[START Records provided]

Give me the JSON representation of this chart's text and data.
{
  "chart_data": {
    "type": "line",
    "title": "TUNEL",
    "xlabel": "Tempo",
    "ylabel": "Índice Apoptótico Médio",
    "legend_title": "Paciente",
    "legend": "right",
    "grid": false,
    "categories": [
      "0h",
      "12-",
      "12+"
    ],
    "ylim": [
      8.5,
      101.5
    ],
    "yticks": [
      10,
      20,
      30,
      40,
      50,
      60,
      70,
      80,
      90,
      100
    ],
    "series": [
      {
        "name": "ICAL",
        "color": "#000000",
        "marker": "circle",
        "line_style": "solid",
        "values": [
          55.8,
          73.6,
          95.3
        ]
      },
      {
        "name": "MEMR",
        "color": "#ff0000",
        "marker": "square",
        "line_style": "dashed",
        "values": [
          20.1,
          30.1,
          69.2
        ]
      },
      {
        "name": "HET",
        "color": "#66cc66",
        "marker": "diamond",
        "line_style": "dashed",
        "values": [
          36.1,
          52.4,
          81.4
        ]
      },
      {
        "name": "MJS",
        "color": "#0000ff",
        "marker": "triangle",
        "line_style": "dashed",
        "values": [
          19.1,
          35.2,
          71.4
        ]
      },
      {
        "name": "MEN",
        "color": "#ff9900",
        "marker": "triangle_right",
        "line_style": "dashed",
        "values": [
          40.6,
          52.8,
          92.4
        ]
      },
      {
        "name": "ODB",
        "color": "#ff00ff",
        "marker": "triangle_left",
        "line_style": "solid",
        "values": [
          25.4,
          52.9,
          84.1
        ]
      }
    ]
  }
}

[END Records provided]

▸ Challenge
Quote each line above in full, word for word.

▸ Finished exercise
Give me the JSON representation of this chart's text and data.
{
  "chart_data": {
    "type": "line",
    "title": "TUNEL",
    "xlabel": "Tempo",
    "ylabel": "Índice Apoptótico Médio",
    "legend_title": "Paciente",
    "legend": "right",
    "grid": false,
    "categories": [
      "0h",
      "12-",
      "12+"
    ],
    "ylim": [
      8.5,
      101.5
    ],
    "yticks": [
      10,
      20,
      30,
      40,
      50,
      60,
      70,
      80,
      90,
      100
    ],
    "series": [
      {
        "name": "ICAL",
        "color": "#000000",
        "marker": "circle",
        "line_style": "solid",
        "values": [
          55.8,
          73.6,
          95.3
        ]
      },
      {
        "name": "MEMR",
        "color": "#ff0000",
        "marker": "square",
        "line_style": "dashed",
        "values": [
          20.1,
          30.1,
          69.2
        ]
      },
      {
        "name": "HET",
        "color": "#66cc66",
        "marker": "diamond",
        "line_style": "dashed",
        "values": [
          36.1,
          52.4,
          81.4
        ]
      },
      {
        "name": "MJS",
        "color": "#0000ff",
        "marker": "triangle",
        "line_style": "dashed",
        "values": [
          19.1,
          35.2,
          71.4
        ]
      },
      {
        "name": "MEN",
        "color": "#ff9900",
        "marker": "triangle_right",
        "line_style": "dashed",
        "values": [
          40.6,
          52.8,
          92.4
        ]
      },
      {
        "name": "ODB",
        "color": "#ff00ff",
        "marker": "triangle_left",
        "line_style": "solid",
        "values": [
          25.4,
          52.9,
          84.1
        ]
      }
    ]
  }
}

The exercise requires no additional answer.